## INSTRUCTIONS FOR THE TASK
Count how many lines in this material contain "Explanation". The answer is that number alone.

## INFORMATION PROVIDED
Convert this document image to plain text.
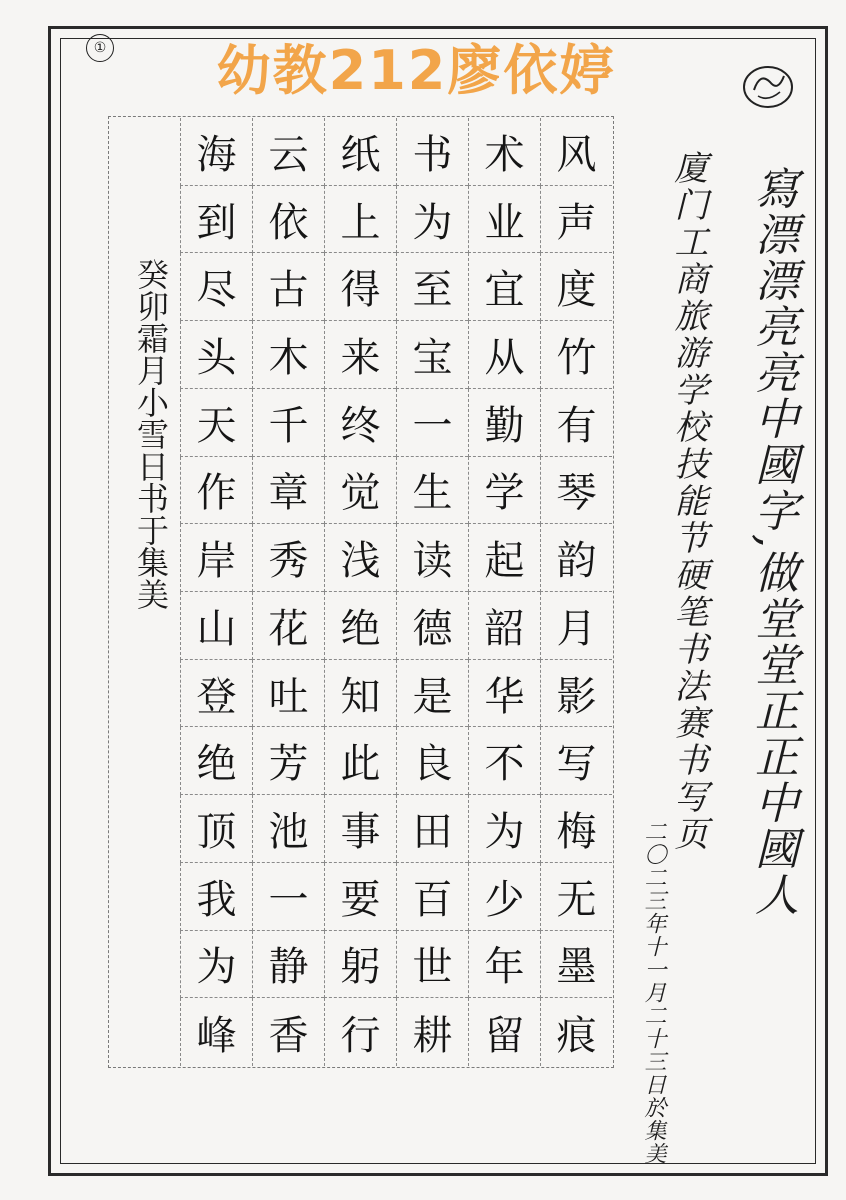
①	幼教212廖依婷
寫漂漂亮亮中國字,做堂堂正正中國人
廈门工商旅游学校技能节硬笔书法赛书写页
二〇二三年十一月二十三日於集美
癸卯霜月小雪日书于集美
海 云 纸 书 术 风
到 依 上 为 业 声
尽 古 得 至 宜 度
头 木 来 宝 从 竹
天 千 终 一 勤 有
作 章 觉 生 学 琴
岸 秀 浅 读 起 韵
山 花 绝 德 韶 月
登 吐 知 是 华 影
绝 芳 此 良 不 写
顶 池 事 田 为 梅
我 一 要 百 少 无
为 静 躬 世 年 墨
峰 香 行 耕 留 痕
==
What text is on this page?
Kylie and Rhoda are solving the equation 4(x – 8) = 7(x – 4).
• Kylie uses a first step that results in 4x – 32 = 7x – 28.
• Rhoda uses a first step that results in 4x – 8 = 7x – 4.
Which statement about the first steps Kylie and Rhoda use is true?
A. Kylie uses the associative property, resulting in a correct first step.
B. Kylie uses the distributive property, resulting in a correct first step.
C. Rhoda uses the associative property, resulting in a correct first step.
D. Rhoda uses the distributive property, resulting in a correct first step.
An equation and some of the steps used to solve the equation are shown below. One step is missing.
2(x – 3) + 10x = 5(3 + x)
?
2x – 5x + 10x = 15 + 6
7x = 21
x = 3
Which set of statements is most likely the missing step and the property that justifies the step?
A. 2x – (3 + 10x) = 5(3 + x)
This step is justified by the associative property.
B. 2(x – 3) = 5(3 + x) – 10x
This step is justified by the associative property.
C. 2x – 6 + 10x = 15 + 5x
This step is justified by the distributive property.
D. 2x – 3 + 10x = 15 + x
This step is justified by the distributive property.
---
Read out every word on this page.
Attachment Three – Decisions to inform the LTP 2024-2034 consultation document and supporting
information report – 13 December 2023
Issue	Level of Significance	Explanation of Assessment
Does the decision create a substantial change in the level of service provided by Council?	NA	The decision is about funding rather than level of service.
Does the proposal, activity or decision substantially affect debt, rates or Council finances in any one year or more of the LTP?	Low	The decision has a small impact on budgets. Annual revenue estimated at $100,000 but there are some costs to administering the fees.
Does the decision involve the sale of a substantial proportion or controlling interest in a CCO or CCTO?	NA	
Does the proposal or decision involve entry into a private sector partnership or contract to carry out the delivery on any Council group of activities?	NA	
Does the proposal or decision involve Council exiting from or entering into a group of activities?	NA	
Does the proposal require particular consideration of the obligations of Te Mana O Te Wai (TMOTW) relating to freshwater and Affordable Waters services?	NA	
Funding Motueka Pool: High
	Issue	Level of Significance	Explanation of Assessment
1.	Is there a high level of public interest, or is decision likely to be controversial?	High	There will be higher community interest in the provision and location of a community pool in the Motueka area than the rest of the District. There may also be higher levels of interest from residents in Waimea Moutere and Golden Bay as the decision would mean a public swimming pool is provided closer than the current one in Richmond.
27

## COMPLETE RESPONSE
2